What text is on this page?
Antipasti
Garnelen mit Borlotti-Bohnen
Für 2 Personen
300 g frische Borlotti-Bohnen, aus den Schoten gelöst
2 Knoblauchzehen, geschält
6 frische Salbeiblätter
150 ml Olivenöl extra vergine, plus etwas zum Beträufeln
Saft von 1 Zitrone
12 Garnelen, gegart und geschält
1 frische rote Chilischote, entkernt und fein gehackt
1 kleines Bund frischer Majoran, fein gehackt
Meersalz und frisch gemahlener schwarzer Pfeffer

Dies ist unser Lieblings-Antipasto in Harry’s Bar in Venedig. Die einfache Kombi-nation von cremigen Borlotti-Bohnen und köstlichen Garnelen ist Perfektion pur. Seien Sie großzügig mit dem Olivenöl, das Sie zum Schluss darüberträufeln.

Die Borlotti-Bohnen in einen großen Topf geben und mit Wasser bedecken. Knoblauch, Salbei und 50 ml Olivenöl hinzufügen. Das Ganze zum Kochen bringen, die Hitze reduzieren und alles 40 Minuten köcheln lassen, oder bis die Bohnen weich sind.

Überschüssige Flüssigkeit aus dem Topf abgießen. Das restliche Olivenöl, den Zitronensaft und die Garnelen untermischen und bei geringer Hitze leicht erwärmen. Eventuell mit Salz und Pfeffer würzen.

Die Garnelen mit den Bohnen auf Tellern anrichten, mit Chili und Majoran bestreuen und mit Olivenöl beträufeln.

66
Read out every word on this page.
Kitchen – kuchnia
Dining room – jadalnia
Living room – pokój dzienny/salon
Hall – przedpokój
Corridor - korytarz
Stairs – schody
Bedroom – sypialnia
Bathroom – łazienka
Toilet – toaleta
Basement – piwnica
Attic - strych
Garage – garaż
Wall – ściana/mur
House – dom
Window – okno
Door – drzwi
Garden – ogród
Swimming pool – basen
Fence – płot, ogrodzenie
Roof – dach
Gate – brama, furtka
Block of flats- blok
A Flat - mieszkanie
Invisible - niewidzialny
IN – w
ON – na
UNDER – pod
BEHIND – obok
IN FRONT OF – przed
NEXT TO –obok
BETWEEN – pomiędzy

++++++++

Review the material and copy each line in which the word "Pfeffer" appears.

Meersalz und frisch gemahlener schwarzer Pfeffer
Überschüssige Flüssigkeit aus dem Topf abgießen. Das restliche Olivenöl, den Zitronensaft und die Garnelen untermischen und bei geringer Hitze leicht erwärmen. Eventuell mit Salz und Pfeffer würzen.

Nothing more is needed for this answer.